RECORDS FOR THE TASK:
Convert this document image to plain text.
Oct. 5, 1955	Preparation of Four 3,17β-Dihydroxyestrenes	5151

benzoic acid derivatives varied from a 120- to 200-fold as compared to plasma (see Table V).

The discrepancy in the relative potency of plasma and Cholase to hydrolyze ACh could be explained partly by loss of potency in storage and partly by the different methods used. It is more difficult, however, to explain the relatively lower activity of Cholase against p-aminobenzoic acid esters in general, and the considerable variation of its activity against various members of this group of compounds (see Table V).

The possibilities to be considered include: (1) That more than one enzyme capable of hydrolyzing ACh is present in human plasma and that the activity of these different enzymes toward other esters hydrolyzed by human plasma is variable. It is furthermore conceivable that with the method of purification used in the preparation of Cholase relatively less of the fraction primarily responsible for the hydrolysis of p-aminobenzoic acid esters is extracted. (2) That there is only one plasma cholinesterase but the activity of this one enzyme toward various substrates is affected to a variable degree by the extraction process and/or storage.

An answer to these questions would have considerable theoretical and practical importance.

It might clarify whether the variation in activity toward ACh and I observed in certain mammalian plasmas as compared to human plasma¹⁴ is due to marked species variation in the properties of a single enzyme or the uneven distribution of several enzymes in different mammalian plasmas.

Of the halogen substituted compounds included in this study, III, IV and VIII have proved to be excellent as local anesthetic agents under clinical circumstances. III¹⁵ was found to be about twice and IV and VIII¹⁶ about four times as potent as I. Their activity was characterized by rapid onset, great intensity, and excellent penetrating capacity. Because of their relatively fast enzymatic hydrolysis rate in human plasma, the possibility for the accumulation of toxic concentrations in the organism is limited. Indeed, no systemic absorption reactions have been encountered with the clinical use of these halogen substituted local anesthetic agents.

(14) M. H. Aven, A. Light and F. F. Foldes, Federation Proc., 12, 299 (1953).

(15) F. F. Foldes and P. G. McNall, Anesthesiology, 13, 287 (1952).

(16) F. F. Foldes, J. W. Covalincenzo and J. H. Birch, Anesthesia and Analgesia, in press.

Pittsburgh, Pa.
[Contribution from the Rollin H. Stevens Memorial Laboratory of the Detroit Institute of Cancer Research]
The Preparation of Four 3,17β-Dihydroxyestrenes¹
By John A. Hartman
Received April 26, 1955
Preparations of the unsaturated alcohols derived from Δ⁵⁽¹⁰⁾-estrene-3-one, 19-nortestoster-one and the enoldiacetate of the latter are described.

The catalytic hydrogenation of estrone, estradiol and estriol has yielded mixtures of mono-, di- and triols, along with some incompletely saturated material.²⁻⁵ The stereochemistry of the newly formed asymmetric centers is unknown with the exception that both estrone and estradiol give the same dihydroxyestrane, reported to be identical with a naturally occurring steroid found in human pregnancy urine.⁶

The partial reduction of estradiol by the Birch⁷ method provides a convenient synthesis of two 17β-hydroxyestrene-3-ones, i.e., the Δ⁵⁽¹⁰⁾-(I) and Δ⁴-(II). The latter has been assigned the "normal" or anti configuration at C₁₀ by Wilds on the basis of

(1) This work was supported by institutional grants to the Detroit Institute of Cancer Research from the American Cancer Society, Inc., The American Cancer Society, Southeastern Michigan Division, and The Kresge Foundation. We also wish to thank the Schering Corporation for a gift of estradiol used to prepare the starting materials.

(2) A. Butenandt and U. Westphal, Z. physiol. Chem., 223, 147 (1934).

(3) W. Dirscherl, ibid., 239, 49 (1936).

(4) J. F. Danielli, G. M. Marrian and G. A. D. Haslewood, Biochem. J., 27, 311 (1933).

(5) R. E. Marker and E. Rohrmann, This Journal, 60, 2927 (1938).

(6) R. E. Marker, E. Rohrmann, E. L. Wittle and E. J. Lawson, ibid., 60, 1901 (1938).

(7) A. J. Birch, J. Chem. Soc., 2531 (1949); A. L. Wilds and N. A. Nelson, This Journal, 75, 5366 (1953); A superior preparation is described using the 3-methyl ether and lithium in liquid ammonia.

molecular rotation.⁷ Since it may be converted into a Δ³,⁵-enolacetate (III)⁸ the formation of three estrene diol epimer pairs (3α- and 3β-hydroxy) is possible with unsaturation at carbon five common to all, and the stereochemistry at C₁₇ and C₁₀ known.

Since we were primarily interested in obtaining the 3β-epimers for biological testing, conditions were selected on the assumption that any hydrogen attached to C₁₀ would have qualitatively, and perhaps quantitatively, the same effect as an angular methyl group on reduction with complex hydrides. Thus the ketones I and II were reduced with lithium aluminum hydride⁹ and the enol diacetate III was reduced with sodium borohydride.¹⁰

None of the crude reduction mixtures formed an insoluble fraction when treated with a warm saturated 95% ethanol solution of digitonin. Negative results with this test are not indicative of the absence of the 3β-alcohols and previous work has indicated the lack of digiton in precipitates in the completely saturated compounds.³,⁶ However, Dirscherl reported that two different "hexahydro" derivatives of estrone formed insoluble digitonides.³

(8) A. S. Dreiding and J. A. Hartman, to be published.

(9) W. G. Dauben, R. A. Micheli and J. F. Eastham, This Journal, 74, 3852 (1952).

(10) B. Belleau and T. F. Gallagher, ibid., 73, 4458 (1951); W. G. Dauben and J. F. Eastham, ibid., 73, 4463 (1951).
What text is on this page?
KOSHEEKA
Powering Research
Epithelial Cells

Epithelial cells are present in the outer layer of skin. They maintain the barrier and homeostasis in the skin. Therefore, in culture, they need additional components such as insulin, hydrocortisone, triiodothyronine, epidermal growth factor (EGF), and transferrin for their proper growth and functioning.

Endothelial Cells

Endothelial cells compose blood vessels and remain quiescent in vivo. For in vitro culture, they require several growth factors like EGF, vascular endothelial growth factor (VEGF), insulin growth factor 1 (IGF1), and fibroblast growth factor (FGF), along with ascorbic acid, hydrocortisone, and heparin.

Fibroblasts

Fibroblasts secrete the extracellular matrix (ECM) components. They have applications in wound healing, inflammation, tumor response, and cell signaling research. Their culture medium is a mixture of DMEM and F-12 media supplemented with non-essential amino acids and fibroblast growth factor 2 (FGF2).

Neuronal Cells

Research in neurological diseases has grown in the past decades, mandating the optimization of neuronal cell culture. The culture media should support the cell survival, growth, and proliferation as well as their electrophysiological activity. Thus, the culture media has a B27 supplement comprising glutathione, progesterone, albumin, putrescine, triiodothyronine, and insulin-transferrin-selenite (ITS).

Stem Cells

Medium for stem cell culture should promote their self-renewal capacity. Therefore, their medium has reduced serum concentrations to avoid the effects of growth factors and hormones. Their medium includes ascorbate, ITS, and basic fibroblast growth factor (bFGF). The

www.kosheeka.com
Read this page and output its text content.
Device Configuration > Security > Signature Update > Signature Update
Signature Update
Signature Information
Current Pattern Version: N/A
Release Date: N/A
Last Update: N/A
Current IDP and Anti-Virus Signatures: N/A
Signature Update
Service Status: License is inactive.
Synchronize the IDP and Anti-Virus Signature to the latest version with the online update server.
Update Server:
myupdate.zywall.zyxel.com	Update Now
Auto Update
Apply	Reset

YOUR INSTRUCTIONS: Each record needs to be copied out again, letter for letter.

WRITTEN SOLUTION:
Convert this document image to plain text.
Oct. 5, 1955	Preparation of Four 3,17β-Dihydroxyestrenes	5151

benzoic acid derivatives varied from a 120- to 200-fold as compared to plasma (see Table V).

The discrepancy in the relative potency of plasma and Cholase to hydrolyze ACh could be explained partly by loss of potency in storage and partly by the different methods used. It is more difficult, however, to explain the relatively lower activity of Cholase against p-aminobenzoic acid esters in general, and the considerable variation of its activity against various members of this group of compounds (see Table V).

The possibilities to be considered include: (1) That more than one enzyme capable of hydrolyzing ACh is present in human plasma and that the activity of these different enzymes toward other esters hydrolyzed by human plasma is variable. It is furthermore conceivable that with the method of purification used in the preparation of Cholase relatively less of the fraction primarily responsible for the hydrolysis of p-aminobenzoic acid esters is extracted. (2) That there is only one plasma cholinesterase but the activity of this one enzyme toward various substrates is affected to a variable degree by the extraction process and/or storage.

An answer to these questions would have considerable theoretical and practical importance.

It might clarify whether the variation in activity toward ACh and I observed in certain mammalian plasmas as compared to human plasma¹⁴ is due to marked species variation in the properties of a single enzyme or the uneven distribution of several enzymes in different mammalian plasmas.

Of the halogen substituted compounds included in this study, III, IV and VIII have proved to be excellent as local anesthetic agents under clinical circumstances. III¹⁵ was found to be about twice and IV and VIII¹⁶ about four times as potent as I. Their activity was characterized by rapid onset, great intensity, and excellent penetrating capacity. Because of their relatively fast enzymatic hydrolysis rate in human plasma, the possibility for the accumulation of toxic concentrations in the organism is limited. Indeed, no systemic absorption reactions have been encountered with the clinical use of these halogen substituted local anesthetic agents.

(14) M. H. Aven, A. Light and F. F. Foldes, Federation Proc., 12, 299 (1953).

(15) F. F. Foldes and P. G. McNall, Anesthesiology, 13, 287 (1952).

(16) F. F. Foldes, J. W. Covalincenzo and J. H. Birch, Anesthesia and Analgesia, in press.

Pittsburgh, Pa.
[Contribution from the Rollin H. Stevens Memorial Laboratory of the Detroit Institute of Cancer Research]
The Preparation of Four 3,17β-Dihydroxyestrenes¹
By John A. Hartman
Received April 26, 1955
Preparations of the unsaturated alcohols derived from Δ⁵⁽¹⁰⁾-estrene-3-one, 19-nortestoster-one and the enoldiacetate of the latter are described.

The catalytic hydrogenation of estrone, estradiol and estriol has yielded mixtures of mono-, di- and triols, along with some incompletely saturated material.²⁻⁵ The stereochemistry of the newly formed asymmetric centers is unknown with the exception that both estrone and estradiol give the same dihydroxyestrane, reported to be identical with a naturally occurring steroid found in human pregnancy urine.⁶

The partial reduction of estradiol by the Birch⁷ method provides a convenient synthesis of two 17β-hydroxyestrene-3-ones, i.e., the Δ⁵⁽¹⁰⁾-(I) and Δ⁴-(II). The latter has been assigned the "normal" or anti configuration at C₁₀ by Wilds on the basis of

(1) This work was supported by institutional grants to the Detroit Institute of Cancer Research from the American Cancer Society, Inc., The American Cancer Society, Southeastern Michigan Division, and The Kresge Foundation. We also wish to thank the Schering Corporation for a gift of estradiol used to prepare the starting materials.

(2) A. Butenandt and U. Westphal, Z. physiol. Chem., 223, 147 (1934).

(3) W. Dirscherl, ibid., 239, 49 (1936).

(4) J. F. Danielli, G. M. Marrian and G. A. D. Haslewood, Biochem. J., 27, 311 (1933).

(5) R. E. Marker and E. Rohrmann, This Journal, 60, 2927 (1938).

(6) R. E. Marker, E. Rohrmann, E. L. Wittle and E. J. Lawson, ibid., 60, 1901 (1938).

(7) A. J. Birch, J. Chem. Soc., 2531 (1949); A. L. Wilds and N. A. Nelson, This Journal, 75, 5366 (1953); A superior preparation is described using the 3-methyl ether and lithium in liquid ammonia.

molecular rotation.⁷ Since it may be converted into a Δ³,⁵-enolacetate (III)⁸ the formation of three estrene diol epimer pairs (3α- and 3β-hydroxy) is possible with unsaturation at carbon five common to all, and the stereochemistry at C₁₇ and C₁₀ known.

Since we were primarily interested in obtaining the 3β-epimers for biological testing, conditions were selected on the assumption that any hydrogen attached to C₁₀ would have qualitatively, and perhaps quantitatively, the same effect as an angular methyl group on reduction with complex hydrides. Thus the ketones I and II were reduced with lithium aluminum hydride⁹ and the enol diacetate III was reduced with sodium borohydride.¹⁰

None of the crude reduction mixtures formed an insoluble fraction when treated with a warm saturated 95% ethanol solution of digitonin. Negative results with this test are not indicative of the absence of the 3β-alcohols and previous work has indicated the lack of digiton in precipitates in the completely saturated compounds.³,⁶ However, Dirscherl reported that two different "hexahydro" derivatives of estrone formed insoluble digitonides.³

(8) A. S. Dreiding and J. A. Hartman, to be published.

(9) W. G. Dauben, R. A. Micheli and J. F. Eastham, This Journal, 74, 3852 (1952).

(10) B. Belleau and T. F. Gallagher, ibid., 73, 4458 (1951); W. G. Dauben and J. F. Eastham, ibid., 73, 4463 (1951).
What text is on this page?
KOSHEEKA
Powering Research
Epithelial Cells

Epithelial cells are present in the outer layer of skin. They maintain the barrier and homeostasis in the skin. Therefore, in culture, they need additional components such as insulin, hydrocortisone, triiodothyronine, epidermal growth factor (EGF), and transferrin for their proper growth and functioning.

Endothelial Cells

Endothelial cells compose blood vessels and remain quiescent in vivo. For in vitro culture, they require several growth factors like EGF, vascular endothelial growth factor (VEGF), insulin growth factor 1 (IGF1), and fibroblast growth factor (FGF), along with ascorbic acid, hydrocortisone, and heparin.

Fibroblasts

Fibroblasts secrete the extracellular matrix (ECM) components. They have applications in wound healing, inflammation, tumor response, and cell signaling research. Their culture medium is a mixture of DMEM and F-12 media supplemented with non-essential amino acids and fibroblast growth factor 2 (FGF2).

Neuronal Cells

Research in neurological diseases has grown in the past decades, mandating the optimization of neuronal cell culture. The culture media should support the cell survival, growth, and proliferation as well as their electrophysiological activity. Thus, the culture media has a B27 supplement comprising glutathione, progesterone, albumin, putrescine, triiodothyronine, and insulin-transferrin-selenite (ITS).

Stem Cells

Medium for stem cell culture should promote their self-renewal capacity. Therefore, their medium has reduced serum concentrations to avoid the effects of growth factors and hormones. Their medium includes ascorbate, ITS, and basic fibroblast growth factor (bFGF). The

www.kosheeka.com
Read this page and output its text content.
Device Configuration > Security > Signature Update > Signature Update
Signature Update
Signature Information
Current Pattern Version: N/A
Release Date: N/A
Last Update: N/A
Current IDP and Anti-Virus Signatures: N/A
Signature Update
Service Status: License is inactive.
Synchronize the IDP and Anti-Virus Signature to the latest version with the online update server.
Update Server:
myupdate.zywall.zyxel.com	Update Now
Auto Update
Apply	Reset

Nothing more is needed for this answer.